╭─ Working data

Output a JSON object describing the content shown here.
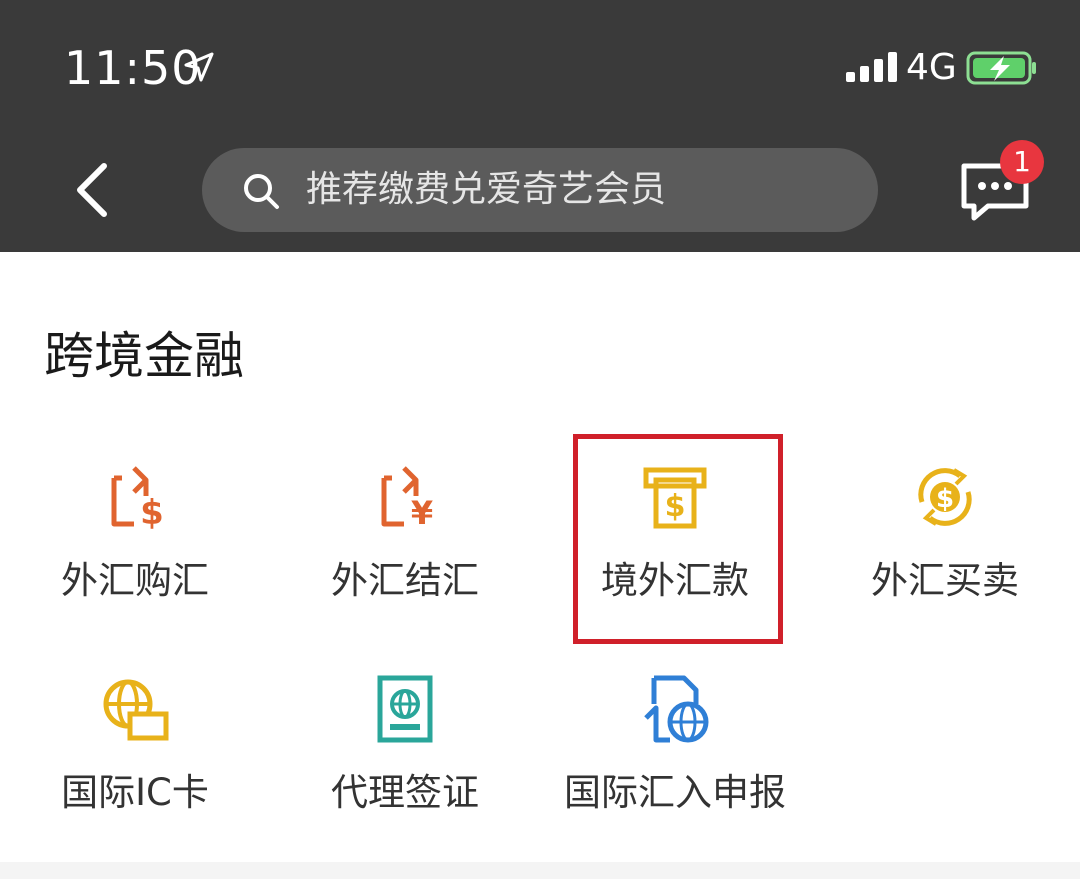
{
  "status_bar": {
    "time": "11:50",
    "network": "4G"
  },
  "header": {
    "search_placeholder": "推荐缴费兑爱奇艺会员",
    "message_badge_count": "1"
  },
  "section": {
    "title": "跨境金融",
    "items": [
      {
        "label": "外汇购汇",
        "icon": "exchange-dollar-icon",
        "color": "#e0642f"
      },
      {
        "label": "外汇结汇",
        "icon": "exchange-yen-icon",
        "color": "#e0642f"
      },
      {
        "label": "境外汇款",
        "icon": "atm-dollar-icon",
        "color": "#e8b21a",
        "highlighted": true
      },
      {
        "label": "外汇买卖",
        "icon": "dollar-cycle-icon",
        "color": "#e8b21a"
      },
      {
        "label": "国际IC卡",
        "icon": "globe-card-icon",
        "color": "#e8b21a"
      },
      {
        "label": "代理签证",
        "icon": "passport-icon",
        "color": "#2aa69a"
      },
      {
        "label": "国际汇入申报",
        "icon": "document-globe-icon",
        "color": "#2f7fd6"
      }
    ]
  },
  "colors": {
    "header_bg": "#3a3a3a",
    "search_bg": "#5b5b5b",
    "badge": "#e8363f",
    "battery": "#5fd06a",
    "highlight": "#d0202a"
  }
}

╰─

» Task
Write out every line of the entries that holds the word "globe".

» The result
        "icon": "globe-card-icon",
        "icon": "document-globe-icon",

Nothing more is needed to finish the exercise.